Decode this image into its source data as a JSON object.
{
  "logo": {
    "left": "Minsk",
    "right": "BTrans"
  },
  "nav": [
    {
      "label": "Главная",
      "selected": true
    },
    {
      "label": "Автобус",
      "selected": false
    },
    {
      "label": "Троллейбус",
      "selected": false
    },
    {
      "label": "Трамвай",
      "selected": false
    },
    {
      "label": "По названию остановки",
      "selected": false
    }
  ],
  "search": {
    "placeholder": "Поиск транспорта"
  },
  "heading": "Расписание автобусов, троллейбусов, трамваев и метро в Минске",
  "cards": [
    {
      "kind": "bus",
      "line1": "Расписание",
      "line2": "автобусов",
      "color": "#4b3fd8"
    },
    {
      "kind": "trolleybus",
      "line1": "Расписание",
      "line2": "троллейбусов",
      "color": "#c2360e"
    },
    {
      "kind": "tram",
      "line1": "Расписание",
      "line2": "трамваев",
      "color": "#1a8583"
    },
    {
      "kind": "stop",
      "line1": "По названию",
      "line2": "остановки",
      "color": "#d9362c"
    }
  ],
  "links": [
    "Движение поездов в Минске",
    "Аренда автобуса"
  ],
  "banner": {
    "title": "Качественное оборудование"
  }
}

- **Aim**:
Reproduce the complete data exactly as presented above.

- **Solution for this problem**:
Decode this image into its source data as a JSON object.
{
  "logo": {
    "left": "Minsk",
    "right": "BTrans"
  },
  "nav": [
    {
      "label": "Главная",
      "selected": true
    },
    {
      "label": "Автобус",
      "selected": false
    },
    {
      "label": "Троллейбус",
      "selected": false
    },
    {
      "label": "Трамвай",
      "selected": false
    },
    {
      "label": "По названию остановки",
      "selected": false
    }
  ],
  "search": {
    "placeholder": "Поиск транспорта"
  },
  "heading": "Расписание автобусов, троллейбусов, трамваев и метро в Минске",
  "cards": [
    {
      "kind": "bus",
      "line1": "Расписание",
      "line2": "автобусов",
      "color": "#4b3fd8"
    },
    {
      "kind": "trolleybus",
      "line1": "Расписание",
      "line2": "троллейбусов",
      "color": "#c2360e"
    },
    {
      "kind": "tram",
      "line1": "Расписание",
      "line2": "трамваев",
      "color": "#1a8583"
    },
    {
      "kind": "stop",
      "line1": "По названию",
      "line2": "остановки",
      "color": "#d9362c"
    }
  ],
  "links": [
    "Движение поездов в Минске",
    "Аренда автобуса"
  ],
  "banner": {
    "title": "Качественное оборудование"
  }
}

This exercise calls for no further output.